== WHAT IS NEEDED ==
Print the listing below exactly.

Data extracted from a collection:

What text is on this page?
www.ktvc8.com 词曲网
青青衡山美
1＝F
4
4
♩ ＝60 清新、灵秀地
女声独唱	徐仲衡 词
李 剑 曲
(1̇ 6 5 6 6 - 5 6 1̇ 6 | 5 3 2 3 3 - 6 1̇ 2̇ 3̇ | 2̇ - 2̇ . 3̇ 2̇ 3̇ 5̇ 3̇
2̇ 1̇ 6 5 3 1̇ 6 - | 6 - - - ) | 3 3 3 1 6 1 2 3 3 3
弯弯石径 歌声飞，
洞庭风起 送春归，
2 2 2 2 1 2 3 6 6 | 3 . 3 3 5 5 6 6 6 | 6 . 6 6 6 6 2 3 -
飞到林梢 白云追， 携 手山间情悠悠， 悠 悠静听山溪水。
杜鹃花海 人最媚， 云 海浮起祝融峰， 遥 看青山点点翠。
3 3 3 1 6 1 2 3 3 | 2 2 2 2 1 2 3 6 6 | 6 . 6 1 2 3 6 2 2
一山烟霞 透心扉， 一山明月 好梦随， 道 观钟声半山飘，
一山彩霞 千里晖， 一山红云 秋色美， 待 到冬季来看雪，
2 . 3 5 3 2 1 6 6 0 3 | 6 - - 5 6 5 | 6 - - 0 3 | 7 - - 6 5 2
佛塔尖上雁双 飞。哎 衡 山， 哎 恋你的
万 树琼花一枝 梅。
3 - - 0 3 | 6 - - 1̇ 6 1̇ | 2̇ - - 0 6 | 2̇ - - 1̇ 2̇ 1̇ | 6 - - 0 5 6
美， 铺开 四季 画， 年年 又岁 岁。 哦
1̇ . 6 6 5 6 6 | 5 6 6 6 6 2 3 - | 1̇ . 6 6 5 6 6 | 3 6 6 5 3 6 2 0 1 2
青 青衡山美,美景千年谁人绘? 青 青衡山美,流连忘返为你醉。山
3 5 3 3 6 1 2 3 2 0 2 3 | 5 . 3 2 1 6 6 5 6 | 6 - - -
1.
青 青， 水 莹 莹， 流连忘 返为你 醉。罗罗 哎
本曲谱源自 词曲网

== ANSWER ==
What text is on this page?
www.ktvc8.com 词曲网
青青衡山美
1＝F
4
4
♩ ＝60 清新、灵秀地
女声独唱	徐仲衡 词
李 剑 曲
(1̇ 6 5 6 6 - 5 6 1̇ 6 | 5 3 2 3 3 - 6 1̇ 2̇ 3̇ | 2̇ - 2̇ . 3̇ 2̇ 3̇ 5̇ 3̇
2̇ 1̇ 6 5 3 1̇ 6 - | 6 - - - ) | 3 3 3 1 6 1 2 3 3 3
弯弯石径 歌声飞，
洞庭风起 送春归，
2 2 2 2 1 2 3 6 6 | 3 . 3 3 5 5 6 6 6 | 6 . 6 6 6 6 2 3 -
飞到林梢 白云追， 携 手山间情悠悠， 悠 悠静听山溪水。
杜鹃花海 人最媚， 云 海浮起祝融峰， 遥 看青山点点翠。
3 3 3 1 6 1 2 3 3 | 2 2 2 2 1 2 3 6 6 | 6 . 6 1 2 3 6 2 2
一山烟霞 透心扉， 一山明月 好梦随， 道 观钟声半山飘，
一山彩霞 千里晖， 一山红云 秋色美， 待 到冬季来看雪，
2 . 3 5 3 2 1 6 6 0 3 | 6 - - 5 6 5 | 6 - - 0 3 | 7 - - 6 5 2
佛塔尖上雁双 飞。哎 衡 山， 哎 恋你的
万 树琼花一枝 梅。
3 - - 0 3 | 6 - - 1̇ 6 1̇ | 2̇ - - 0 6 | 2̇ - - 1̇ 2̇ 1̇ | 6 - - 0 5 6
美， 铺开 四季 画， 年年 又岁 岁。 哦
1̇ . 6 6 5 6 6 | 5 6 6 6 6 2 3 - | 1̇ . 6 6 5 6 6 | 3 6 6 5 3 6 2 0 1 2
青 青衡山美,美景千年谁人绘? 青 青衡山美,流连忘返为你醉。山
3 5 3 3 6 1 2 3 2 0 2 3 | 5 . 3 2 1 6 6 5 6 | 6 - - -
1.
青 青， 水 莹 莹， 流连忘 返为你 醉。罗罗 哎
本曲谱源自 词曲网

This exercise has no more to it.